### Stated exercise
Return only the number of lines holding the word "title".

** start Records supplied **

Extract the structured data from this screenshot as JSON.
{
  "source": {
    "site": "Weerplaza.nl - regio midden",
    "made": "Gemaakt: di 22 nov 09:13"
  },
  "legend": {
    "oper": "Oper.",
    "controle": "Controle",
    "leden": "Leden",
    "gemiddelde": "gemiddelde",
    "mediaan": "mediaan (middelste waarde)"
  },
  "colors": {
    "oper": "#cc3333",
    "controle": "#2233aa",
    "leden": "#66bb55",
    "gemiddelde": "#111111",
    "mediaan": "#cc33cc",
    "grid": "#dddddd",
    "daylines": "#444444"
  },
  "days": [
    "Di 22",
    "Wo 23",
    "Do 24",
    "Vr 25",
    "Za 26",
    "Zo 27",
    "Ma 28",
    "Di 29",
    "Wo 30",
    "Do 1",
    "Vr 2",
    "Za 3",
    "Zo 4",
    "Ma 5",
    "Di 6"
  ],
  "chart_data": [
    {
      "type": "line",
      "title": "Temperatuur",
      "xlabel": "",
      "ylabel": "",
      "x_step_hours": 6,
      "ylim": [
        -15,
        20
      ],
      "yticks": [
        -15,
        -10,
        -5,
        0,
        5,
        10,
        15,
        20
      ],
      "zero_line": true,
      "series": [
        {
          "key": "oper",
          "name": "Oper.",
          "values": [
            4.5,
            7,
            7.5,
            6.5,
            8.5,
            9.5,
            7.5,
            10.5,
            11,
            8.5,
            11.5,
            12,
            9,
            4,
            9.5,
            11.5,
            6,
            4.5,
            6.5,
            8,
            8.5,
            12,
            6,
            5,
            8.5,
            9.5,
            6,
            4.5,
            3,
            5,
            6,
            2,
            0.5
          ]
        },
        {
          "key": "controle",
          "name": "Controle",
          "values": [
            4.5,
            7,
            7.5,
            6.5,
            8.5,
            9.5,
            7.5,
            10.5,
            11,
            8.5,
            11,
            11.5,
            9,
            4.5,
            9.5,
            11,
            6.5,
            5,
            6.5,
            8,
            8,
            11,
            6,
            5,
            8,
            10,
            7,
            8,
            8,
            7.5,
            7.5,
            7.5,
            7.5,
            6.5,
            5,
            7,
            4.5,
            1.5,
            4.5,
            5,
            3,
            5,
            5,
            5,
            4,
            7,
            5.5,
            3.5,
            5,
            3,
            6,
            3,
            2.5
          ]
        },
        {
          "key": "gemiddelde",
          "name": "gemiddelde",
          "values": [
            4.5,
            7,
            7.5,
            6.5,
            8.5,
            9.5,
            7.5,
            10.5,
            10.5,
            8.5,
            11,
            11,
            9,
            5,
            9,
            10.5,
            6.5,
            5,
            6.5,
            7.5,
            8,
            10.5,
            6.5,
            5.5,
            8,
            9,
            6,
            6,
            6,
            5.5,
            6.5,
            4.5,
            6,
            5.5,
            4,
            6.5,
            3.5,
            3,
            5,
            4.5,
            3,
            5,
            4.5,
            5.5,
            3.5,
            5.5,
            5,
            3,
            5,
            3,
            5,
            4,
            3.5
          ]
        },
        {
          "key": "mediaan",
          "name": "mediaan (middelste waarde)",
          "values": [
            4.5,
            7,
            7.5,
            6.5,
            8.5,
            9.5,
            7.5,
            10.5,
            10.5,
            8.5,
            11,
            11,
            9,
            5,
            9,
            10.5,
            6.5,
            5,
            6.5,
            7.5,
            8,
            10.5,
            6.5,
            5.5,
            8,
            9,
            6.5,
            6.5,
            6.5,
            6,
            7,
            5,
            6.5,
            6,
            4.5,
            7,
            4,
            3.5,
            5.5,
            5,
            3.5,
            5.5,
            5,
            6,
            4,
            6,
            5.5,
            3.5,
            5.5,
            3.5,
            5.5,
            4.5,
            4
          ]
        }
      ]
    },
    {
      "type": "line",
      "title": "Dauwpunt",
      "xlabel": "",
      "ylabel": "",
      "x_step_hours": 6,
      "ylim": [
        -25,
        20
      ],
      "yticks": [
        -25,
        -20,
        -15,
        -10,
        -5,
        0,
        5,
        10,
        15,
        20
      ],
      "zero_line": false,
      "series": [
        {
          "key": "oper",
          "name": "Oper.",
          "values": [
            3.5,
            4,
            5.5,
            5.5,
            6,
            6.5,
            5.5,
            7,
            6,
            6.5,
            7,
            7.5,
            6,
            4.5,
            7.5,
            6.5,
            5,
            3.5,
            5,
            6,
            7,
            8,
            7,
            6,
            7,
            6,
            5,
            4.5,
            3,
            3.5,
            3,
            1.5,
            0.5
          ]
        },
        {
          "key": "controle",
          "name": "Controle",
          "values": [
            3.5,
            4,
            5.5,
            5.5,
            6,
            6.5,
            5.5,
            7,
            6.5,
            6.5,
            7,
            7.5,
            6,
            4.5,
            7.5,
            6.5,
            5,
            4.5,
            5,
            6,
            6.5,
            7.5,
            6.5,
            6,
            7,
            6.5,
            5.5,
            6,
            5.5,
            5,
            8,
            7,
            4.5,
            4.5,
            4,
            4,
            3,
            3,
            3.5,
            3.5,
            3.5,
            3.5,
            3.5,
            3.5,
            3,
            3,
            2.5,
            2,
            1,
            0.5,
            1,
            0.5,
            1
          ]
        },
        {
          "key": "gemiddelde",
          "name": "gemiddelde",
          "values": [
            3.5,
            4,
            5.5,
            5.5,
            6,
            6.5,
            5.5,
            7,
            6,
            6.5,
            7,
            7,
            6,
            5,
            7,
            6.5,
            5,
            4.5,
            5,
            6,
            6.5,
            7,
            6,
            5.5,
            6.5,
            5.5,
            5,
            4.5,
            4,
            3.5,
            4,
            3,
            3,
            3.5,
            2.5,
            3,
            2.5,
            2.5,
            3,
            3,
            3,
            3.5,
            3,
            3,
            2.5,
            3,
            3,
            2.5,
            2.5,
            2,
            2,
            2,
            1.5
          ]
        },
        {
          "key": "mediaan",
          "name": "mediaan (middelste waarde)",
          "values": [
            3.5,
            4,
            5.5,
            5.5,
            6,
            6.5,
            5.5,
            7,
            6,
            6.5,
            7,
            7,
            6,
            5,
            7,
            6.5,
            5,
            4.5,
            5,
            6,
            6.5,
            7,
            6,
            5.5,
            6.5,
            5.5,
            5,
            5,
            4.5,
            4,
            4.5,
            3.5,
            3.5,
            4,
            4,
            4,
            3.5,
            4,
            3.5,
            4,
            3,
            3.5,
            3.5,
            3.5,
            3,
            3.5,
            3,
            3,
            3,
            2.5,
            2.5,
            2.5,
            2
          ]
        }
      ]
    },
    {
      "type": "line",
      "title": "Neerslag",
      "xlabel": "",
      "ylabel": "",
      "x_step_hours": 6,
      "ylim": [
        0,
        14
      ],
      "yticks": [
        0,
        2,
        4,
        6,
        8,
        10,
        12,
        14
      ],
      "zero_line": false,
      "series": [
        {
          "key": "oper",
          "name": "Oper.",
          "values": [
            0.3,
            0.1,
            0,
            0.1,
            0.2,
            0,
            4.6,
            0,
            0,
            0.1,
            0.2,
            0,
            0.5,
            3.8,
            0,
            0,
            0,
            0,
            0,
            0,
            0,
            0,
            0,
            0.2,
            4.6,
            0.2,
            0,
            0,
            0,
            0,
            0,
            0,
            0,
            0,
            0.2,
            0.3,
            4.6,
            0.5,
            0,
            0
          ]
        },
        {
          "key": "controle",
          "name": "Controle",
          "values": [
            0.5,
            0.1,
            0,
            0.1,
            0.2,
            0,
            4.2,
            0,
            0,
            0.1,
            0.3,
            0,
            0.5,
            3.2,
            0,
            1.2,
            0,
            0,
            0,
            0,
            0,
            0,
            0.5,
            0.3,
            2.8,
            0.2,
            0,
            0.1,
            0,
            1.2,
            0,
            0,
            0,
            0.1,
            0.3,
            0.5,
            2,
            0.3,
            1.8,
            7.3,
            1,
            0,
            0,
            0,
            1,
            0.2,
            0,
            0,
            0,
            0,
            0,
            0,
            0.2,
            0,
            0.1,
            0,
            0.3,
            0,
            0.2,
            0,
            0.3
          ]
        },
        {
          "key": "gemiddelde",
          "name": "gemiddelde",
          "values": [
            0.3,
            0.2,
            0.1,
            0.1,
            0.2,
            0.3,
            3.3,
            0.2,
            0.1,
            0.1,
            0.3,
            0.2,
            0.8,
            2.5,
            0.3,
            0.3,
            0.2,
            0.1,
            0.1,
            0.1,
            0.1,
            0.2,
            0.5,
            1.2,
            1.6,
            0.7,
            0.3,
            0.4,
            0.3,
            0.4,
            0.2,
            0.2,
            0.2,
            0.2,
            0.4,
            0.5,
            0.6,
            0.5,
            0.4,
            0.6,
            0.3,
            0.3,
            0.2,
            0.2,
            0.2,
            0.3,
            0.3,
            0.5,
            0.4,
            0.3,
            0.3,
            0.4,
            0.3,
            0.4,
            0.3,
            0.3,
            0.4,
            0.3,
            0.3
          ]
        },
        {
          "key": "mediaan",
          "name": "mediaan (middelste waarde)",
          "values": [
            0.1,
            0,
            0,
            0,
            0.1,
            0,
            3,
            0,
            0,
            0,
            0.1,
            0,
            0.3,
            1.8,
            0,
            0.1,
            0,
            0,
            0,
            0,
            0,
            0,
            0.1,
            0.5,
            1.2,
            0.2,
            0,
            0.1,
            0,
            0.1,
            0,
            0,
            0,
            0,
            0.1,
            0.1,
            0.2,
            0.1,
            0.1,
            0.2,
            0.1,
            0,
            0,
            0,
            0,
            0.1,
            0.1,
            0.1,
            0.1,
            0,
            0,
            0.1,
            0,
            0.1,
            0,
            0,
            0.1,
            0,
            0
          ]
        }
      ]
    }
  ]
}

** end Records supplied **

### Reply
3